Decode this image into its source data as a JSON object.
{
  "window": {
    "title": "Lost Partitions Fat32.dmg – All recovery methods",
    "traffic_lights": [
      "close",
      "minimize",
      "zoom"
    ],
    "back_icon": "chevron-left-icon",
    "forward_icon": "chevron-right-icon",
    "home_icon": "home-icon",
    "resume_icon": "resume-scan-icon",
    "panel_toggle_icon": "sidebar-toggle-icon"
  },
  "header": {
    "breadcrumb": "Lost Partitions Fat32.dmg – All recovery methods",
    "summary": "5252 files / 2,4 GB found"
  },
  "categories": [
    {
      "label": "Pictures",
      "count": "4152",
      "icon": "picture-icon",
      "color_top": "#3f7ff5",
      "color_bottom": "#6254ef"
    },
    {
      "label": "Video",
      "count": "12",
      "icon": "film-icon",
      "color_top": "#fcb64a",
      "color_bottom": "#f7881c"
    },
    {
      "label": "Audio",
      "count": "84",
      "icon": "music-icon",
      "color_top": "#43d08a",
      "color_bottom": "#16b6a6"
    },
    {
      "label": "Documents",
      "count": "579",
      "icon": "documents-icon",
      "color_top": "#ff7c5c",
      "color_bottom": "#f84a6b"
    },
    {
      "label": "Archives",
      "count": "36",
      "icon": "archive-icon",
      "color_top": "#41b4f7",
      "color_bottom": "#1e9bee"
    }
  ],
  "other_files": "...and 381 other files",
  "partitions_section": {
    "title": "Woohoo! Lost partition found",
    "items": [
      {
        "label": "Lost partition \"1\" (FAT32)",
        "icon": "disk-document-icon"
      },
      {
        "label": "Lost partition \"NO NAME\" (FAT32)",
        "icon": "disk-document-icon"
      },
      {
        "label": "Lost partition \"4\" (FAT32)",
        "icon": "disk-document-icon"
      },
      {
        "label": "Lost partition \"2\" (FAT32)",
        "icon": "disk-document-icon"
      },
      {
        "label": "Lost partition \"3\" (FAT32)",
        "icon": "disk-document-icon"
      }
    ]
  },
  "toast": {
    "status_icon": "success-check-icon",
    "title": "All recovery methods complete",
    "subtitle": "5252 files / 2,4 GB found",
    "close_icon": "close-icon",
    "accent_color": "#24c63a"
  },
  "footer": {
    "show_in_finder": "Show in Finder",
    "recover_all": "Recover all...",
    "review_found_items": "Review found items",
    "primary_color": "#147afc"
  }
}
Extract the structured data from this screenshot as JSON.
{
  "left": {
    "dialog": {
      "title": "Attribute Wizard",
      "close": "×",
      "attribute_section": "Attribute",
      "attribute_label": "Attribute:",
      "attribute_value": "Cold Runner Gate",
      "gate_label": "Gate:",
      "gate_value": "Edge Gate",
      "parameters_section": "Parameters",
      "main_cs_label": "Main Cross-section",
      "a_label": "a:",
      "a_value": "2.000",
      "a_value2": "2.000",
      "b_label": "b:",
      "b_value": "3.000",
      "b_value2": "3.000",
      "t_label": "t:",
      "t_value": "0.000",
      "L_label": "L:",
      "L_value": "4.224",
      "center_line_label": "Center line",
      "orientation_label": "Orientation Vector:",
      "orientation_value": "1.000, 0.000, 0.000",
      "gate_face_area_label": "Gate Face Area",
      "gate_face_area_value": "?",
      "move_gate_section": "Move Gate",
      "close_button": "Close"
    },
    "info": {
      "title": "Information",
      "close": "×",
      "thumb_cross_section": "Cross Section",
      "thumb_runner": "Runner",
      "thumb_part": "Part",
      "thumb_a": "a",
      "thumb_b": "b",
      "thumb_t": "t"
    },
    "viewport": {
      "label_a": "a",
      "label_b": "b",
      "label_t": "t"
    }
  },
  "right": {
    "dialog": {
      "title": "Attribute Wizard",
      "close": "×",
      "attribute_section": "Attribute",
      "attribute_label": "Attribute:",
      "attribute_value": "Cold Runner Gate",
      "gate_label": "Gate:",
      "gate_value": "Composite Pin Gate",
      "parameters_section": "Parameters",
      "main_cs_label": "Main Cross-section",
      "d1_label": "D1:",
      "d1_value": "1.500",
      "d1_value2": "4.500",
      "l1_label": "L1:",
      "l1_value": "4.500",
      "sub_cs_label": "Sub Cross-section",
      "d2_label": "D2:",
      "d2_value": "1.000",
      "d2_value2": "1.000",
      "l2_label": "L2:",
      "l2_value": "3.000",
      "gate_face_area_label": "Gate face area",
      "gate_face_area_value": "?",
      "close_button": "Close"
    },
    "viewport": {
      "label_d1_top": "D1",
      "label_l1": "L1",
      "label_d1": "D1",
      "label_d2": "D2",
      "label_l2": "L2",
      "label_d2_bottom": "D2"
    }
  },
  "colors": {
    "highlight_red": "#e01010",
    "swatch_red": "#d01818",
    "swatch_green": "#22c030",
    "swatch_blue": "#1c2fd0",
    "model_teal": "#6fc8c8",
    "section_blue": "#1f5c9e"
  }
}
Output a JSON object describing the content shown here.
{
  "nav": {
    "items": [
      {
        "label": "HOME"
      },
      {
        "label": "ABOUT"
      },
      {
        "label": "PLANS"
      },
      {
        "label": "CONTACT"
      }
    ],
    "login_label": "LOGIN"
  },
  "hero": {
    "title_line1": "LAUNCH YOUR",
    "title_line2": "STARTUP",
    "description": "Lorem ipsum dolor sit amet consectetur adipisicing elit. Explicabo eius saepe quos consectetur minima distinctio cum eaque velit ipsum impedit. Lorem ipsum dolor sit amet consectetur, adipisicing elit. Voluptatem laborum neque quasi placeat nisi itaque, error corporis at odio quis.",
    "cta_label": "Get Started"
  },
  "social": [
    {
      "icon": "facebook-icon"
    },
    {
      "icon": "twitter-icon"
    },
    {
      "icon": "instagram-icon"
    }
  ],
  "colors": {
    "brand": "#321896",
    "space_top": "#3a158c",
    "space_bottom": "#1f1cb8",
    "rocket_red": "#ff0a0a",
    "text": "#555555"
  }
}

━━━━━━━━━━

Aim — In this exercise, repeat all entries exactly.

Output of the task —
Decode this image into its source data as a JSON object.
{
  "window": {
    "title": "Lost Partitions Fat32.dmg – All recovery methods",
    "traffic_lights": [
      "close",
      "minimize",
      "zoom"
    ],
    "back_icon": "chevron-left-icon",
    "forward_icon": "chevron-right-icon",
    "home_icon": "home-icon",
    "resume_icon": "resume-scan-icon",
    "panel_toggle_icon": "sidebar-toggle-icon"
  },
  "header": {
    "breadcrumb": "Lost Partitions Fat32.dmg – All recovery methods",
    "summary": "5252 files / 2,4 GB found"
  },
  "categories": [
    {
      "label": "Pictures",
      "count": "4152",
      "icon": "picture-icon",
      "color_top": "#3f7ff5",
      "color_bottom": "#6254ef"
    },
    {
      "label": "Video",
      "count": "12",
      "icon": "film-icon",
      "color_top": "#fcb64a",
      "color_bottom": "#f7881c"
    },
    {
      "label": "Audio",
      "count": "84",
      "icon": "music-icon",
      "color_top": "#43d08a",
      "color_bottom": "#16b6a6"
    },
    {
      "label": "Documents",
      "count": "579",
      "icon": "documents-icon",
      "color_top": "#ff7c5c",
      "color_bottom": "#f84a6b"
    },
    {
      "label": "Archives",
      "count": "36",
      "icon": "archive-icon",
      "color_top": "#41b4f7",
      "color_bottom": "#1e9bee"
    }
  ],
  "other_files": "...and 381 other files",
  "partitions_section": {
    "title": "Woohoo! Lost partition found",
    "items": [
      {
        "label": "Lost partition \"1\" (FAT32)",
        "icon": "disk-document-icon"
      },
      {
        "label": "Lost partition \"NO NAME\" (FAT32)",
        "icon": "disk-document-icon"
      },
      {
        "label": "Lost partition \"4\" (FAT32)",
        "icon": "disk-document-icon"
      },
      {
        "label": "Lost partition \"2\" (FAT32)",
        "icon": "disk-document-icon"
      },
      {
        "label": "Lost partition \"3\" (FAT32)",
        "icon": "disk-document-icon"
      }
    ]
  },
  "toast": {
    "status_icon": "success-check-icon",
    "title": "All recovery methods complete",
    "subtitle": "5252 files / 2,4 GB found",
    "close_icon": "close-icon",
    "accent_color": "#24c63a"
  },
  "footer": {
    "show_in_finder": "Show in Finder",
    "recover_all": "Recover all...",
    "review_found_items": "Review found items",
    "primary_color": "#147afc"
  }
}
Extract the structured data from this screenshot as JSON.
{
  "left": {
    "dialog": {
      "title": "Attribute Wizard",
      "close": "×",
      "attribute_section": "Attribute",
      "attribute_label": "Attribute:",
      "attribute_value": "Cold Runner Gate",
      "gate_label": "Gate:",
      "gate_value": "Edge Gate",
      "parameters_section": "Parameters",
      "main_cs_label": "Main Cross-section",
      "a_label": "a:",
      "a_value": "2.000",
      "a_value2": "2.000",
      "b_label": "b:",
      "b_value": "3.000",
      "b_value2": "3.000",
      "t_label": "t:",
      "t_value": "0.000",
      "L_label": "L:",
      "L_value": "4.224",
      "center_line_label": "Center line",
      "orientation_label": "Orientation Vector:",
      "orientation_value": "1.000, 0.000, 0.000",
      "gate_face_area_label": "Gate Face Area",
      "gate_face_area_value": "?",
      "move_gate_section": "Move Gate",
      "close_button": "Close"
    },
    "info": {
      "title": "Information",
      "close": "×",
      "thumb_cross_section": "Cross Section",
      "thumb_runner": "Runner",
      "thumb_part": "Part",
      "thumb_a": "a",
      "thumb_b": "b",
      "thumb_t": "t"
    },
    "viewport": {
      "label_a": "a",
      "label_b": "b",
      "label_t": "t"
    }
  },
  "right": {
    "dialog": {
      "title": "Attribute Wizard",
      "close": "×",
      "attribute_section": "Attribute",
      "attribute_label": "Attribute:",
      "attribute_value": "Cold Runner Gate",
      "gate_label": "Gate:",
      "gate_value": "Composite Pin Gate",
      "parameters_section": "Parameters",
      "main_cs_label": "Main Cross-section",
      "d1_label": "D1:",
      "d1_value": "1.500",
      "d1_value2": "4.500",
      "l1_label": "L1:",
      "l1_value": "4.500",
      "sub_cs_label": "Sub Cross-section",
      "d2_label": "D2:",
      "d2_value": "1.000",
      "d2_value2": "1.000",
      "l2_label": "L2:",
      "l2_value": "3.000",
      "gate_face_area_label": "Gate face area",
      "gate_face_area_value": "?",
      "close_button": "Close"
    },
    "viewport": {
      "label_d1_top": "D1",
      "label_l1": "L1",
      "label_d1": "D1",
      "label_d2": "D2",
      "label_l2": "L2",
      "label_d2_bottom": "D2"
    }
  },
  "colors": {
    "highlight_red": "#e01010",
    "swatch_red": "#d01818",
    "swatch_green": "#22c030",
    "swatch_blue": "#1c2fd0",
    "model_teal": "#6fc8c8",
    "section_blue": "#1f5c9e"
  }
}
Output a JSON object describing the content shown here.
{
  "nav": {
    "items": [
      {
        "label": "HOME"
      },
      {
        "label": "ABOUT"
      },
      {
        "label": "PLANS"
      },
      {
        "label": "CONTACT"
      }
    ],
    "login_label": "LOGIN"
  },
  "hero": {
    "title_line1": "LAUNCH YOUR",
    "title_line2": "STARTUP",
    "description": "Lorem ipsum dolor sit amet consectetur adipisicing elit. Explicabo eius saepe quos consectetur minima distinctio cum eaque velit ipsum impedit. Lorem ipsum dolor sit amet consectetur, adipisicing elit. Voluptatem laborum neque quasi placeat nisi itaque, error corporis at odio quis.",
    "cta_label": "Get Started"
  },
  "social": [
    {
      "icon": "facebook-icon"
    },
    {
      "icon": "twitter-icon"
    },
    {
      "icon": "instagram-icon"
    }
  ],
  "colors": {
    "brand": "#321896",
    "space_top": "#3a158c",
    "space_bottom": "#1f1cb8",
    "rocket_red": "#ff0a0a",
    "text": "#555555"
  }
}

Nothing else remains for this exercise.